-- INSTRUCTIONS TO FOLLOW --
Output every line of the records below unchanged, in the same order.

-- PROVIDED MATERIAL --
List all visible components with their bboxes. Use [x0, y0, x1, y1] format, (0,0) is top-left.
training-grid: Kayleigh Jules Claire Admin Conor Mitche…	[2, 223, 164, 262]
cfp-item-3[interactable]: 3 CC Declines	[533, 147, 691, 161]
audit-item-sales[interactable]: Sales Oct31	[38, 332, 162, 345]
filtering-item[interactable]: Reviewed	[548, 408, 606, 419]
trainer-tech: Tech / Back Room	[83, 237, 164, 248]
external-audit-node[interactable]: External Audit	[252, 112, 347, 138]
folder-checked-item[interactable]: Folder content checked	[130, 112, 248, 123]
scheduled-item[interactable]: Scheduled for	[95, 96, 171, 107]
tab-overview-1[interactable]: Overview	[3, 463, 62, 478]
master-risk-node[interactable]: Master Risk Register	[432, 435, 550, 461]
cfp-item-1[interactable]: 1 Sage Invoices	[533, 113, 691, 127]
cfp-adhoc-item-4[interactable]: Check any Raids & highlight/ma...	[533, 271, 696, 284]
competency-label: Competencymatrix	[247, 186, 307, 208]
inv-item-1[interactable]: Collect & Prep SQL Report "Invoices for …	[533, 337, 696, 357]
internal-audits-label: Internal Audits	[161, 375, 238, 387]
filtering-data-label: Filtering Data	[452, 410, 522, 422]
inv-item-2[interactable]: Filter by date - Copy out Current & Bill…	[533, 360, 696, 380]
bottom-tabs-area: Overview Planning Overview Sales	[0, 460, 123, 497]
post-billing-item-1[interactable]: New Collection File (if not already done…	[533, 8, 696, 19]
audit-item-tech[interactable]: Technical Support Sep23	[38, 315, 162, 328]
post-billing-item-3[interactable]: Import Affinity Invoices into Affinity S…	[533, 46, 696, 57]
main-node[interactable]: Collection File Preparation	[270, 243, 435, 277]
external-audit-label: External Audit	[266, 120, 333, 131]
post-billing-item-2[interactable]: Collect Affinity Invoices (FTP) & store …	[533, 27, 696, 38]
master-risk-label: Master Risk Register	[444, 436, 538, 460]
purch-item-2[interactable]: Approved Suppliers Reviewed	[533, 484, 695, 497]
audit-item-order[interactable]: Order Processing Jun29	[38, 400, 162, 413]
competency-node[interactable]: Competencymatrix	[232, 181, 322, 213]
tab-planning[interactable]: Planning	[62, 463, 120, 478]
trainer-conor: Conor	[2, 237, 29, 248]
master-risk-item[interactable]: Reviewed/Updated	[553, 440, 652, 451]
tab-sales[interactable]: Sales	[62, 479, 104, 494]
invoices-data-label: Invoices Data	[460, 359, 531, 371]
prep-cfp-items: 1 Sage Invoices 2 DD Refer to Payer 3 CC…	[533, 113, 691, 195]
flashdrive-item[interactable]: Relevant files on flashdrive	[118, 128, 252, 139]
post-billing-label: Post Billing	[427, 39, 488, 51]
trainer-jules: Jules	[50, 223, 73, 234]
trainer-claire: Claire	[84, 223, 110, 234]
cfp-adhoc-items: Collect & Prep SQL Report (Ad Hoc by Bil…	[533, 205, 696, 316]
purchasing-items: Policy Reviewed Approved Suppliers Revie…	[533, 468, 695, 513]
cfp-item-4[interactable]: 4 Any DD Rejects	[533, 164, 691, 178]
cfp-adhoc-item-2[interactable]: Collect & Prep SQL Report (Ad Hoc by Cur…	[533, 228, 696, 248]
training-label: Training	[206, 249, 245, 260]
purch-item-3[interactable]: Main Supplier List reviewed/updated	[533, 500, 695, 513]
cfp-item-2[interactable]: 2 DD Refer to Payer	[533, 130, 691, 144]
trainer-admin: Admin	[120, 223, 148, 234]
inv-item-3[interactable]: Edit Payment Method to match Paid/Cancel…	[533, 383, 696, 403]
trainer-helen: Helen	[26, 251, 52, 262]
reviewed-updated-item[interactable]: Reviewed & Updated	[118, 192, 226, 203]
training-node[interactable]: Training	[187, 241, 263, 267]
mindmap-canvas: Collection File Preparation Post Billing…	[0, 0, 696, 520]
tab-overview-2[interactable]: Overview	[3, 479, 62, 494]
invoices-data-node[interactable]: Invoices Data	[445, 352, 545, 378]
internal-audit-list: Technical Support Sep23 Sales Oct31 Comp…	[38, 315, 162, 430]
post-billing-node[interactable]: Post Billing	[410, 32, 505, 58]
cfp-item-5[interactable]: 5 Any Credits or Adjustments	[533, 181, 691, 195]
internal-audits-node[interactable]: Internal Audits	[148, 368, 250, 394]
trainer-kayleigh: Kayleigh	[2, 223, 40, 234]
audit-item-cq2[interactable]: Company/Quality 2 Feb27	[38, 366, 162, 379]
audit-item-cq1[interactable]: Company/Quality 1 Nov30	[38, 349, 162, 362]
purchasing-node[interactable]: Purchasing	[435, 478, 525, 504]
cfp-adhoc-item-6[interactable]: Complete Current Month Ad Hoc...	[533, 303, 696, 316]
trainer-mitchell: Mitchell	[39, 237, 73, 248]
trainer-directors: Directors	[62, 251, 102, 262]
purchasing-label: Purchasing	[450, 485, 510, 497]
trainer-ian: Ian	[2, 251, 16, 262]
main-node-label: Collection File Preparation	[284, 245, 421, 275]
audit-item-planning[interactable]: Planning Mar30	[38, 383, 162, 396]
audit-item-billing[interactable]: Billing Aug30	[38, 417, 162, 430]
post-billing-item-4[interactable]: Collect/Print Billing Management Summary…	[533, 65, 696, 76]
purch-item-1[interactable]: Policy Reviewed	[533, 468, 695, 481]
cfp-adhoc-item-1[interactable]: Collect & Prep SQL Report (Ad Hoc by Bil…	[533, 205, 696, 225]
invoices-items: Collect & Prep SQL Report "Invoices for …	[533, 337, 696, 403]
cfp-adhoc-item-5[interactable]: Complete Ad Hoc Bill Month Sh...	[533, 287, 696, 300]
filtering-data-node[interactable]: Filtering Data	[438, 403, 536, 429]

-- FULL ANSWER --
List all visible components with their bboxes. Use [x0, y0, x1, y1] format, (0,0) is top-left.
training-grid: Kayleigh Jules Claire Admin Conor Mitche…	[2, 223, 164, 262]
cfp-item-3[interactable]: 3 CC Declines	[533, 147, 691, 161]
audit-item-sales[interactable]: Sales Oct31	[38, 332, 162, 345]
filtering-item[interactable]: Reviewed	[548, 408, 606, 419]
trainer-tech: Tech / Back Room	[83, 237, 164, 248]
external-audit-node[interactable]: External Audit	[252, 112, 347, 138]
folder-checked-item[interactable]: Folder content checked	[130, 112, 248, 123]
scheduled-item[interactable]: Scheduled for	[95, 96, 171, 107]
tab-overview-1[interactable]: Overview	[3, 463, 62, 478]
master-risk-node[interactable]: Master Risk Register	[432, 435, 550, 461]
cfp-item-1[interactable]: 1 Sage Invoices	[533, 113, 691, 127]
cfp-adhoc-item-4[interactable]: Check any Raids & highlight/ma...	[533, 271, 696, 284]
competency-label: Competencymatrix	[247, 186, 307, 208]
inv-item-1[interactable]: Collect & Prep SQL Report "Invoices for …	[533, 337, 696, 357]
internal-audits-label: Internal Audits	[161, 375, 238, 387]
filtering-data-label: Filtering Data	[452, 410, 522, 422]
inv-item-2[interactable]: Filter by date - Copy out Current & Bill…	[533, 360, 696, 380]
bottom-tabs-area: Overview Planning Overview Sales	[0, 460, 123, 497]
post-billing-item-1[interactable]: New Collection File (if not already done…	[533, 8, 696, 19]
audit-item-tech[interactable]: Technical Support Sep23	[38, 315, 162, 328]
post-billing-item-3[interactable]: Import Affinity Invoices into Affinity S…	[533, 46, 696, 57]
main-node[interactable]: Collection File Preparation	[270, 243, 435, 277]
external-audit-label: External Audit	[266, 120, 333, 131]
post-billing-item-2[interactable]: Collect Affinity Invoices (FTP) & store …	[533, 27, 696, 38]
master-risk-label: Master Risk Register	[444, 436, 538, 460]
purch-item-2[interactable]: Approved Suppliers Reviewed	[533, 484, 695, 497]
audit-item-order[interactable]: Order Processing Jun29	[38, 400, 162, 413]
competency-node[interactable]: Competencymatrix	[232, 181, 322, 213]
tab-planning[interactable]: Planning	[62, 463, 120, 478]
trainer-conor: Conor	[2, 237, 29, 248]
master-risk-item[interactable]: Reviewed/Updated	[553, 440, 652, 451]
tab-sales[interactable]: Sales	[62, 479, 104, 494]
invoices-data-label: Invoices Data	[460, 359, 531, 371]
prep-cfp-items: 1 Sage Invoices 2 DD Refer to Payer 3 CC…	[533, 113, 691, 195]
flashdrive-item[interactable]: Relevant files on flashdrive	[118, 128, 252, 139]
post-billing-label: Post Billing	[427, 39, 488, 51]
trainer-jules: Jules	[50, 223, 73, 234]
trainer-claire: Claire	[84, 223, 110, 234]
cfp-adhoc-items: Collect & Prep SQL Report (Ad Hoc by Bil…	[533, 205, 696, 316]
purchasing-items: Policy Reviewed Approved Suppliers Revie…	[533, 468, 695, 513]
cfp-item-4[interactable]: 4 Any DD Rejects	[533, 164, 691, 178]
cfp-adhoc-item-2[interactable]: Collect & Prep SQL Report (Ad Hoc by Cur…	[533, 228, 696, 248]
training-label: Training	[206, 249, 245, 260]
purch-item-3[interactable]: Main Supplier List reviewed/updated	[533, 500, 695, 513]
cfp-item-2[interactable]: 2 DD Refer to Payer	[533, 130, 691, 144]
trainer-admin: Admin	[120, 223, 148, 234]
inv-item-3[interactable]: Edit Payment Method to match Paid/Cancel…	[533, 383, 696, 403]
trainer-helen: Helen	[26, 251, 52, 262]
reviewed-updated-item[interactable]: Reviewed & Updated	[118, 192, 226, 203]
training-node[interactable]: Training	[187, 241, 263, 267]
mindmap-canvas: Collection File Preparation Post Billing…	[0, 0, 696, 520]
tab-overview-2[interactable]: Overview	[3, 479, 62, 494]
invoices-data-node[interactable]: Invoices Data	[445, 352, 545, 378]
internal-audit-list: Technical Support Sep23 Sales Oct31 Comp…	[38, 315, 162, 430]
post-billing-node[interactable]: Post Billing	[410, 32, 505, 58]
cfp-item-5[interactable]: 5 Any Credits or Adjustments	[533, 181, 691, 195]
internal-audits-node[interactable]: Internal Audits	[148, 368, 250, 394]
trainer-kayleigh: Kayleigh	[2, 223, 40, 234]
audit-item-cq2[interactable]: Company/Quality 2 Feb27	[38, 366, 162, 379]
audit-item-cq1[interactable]: Company/Quality 1 Nov30	[38, 349, 162, 362]
purchasing-node[interactable]: Purchasing	[435, 478, 525, 504]
cfp-adhoc-item-6[interactable]: Complete Current Month Ad Hoc...	[533, 303, 696, 316]
trainer-mitchell: Mitchell	[39, 237, 73, 248]
trainer-directors: Directors	[62, 251, 102, 262]
purchasing-label: Purchasing	[450, 485, 510, 497]
trainer-ian: Ian	[2, 251, 16, 262]
main-node-label: Collection File Preparation	[284, 245, 421, 275]
audit-item-planning[interactable]: Planning Mar30	[38, 383, 162, 396]
audit-item-billing[interactable]: Billing Aug30	[38, 417, 162, 430]
post-billing-item-4[interactable]: Collect/Print Billing Management Summary…	[533, 65, 696, 76]
purch-item-1[interactable]: Policy Reviewed	[533, 468, 695, 481]
cfp-adhoc-item-1[interactable]: Collect & Prep SQL Report (Ad Hoc by Bil…	[533, 205, 696, 225]
invoices-items: Collect & Prep SQL Report "Invoices for …	[533, 337, 696, 403]
cfp-adhoc-item-5[interactable]: Complete Ad Hoc Bill Month Sh...	[533, 287, 696, 300]
filtering-data-node[interactable]: Filtering Data	[438, 403, 536, 429]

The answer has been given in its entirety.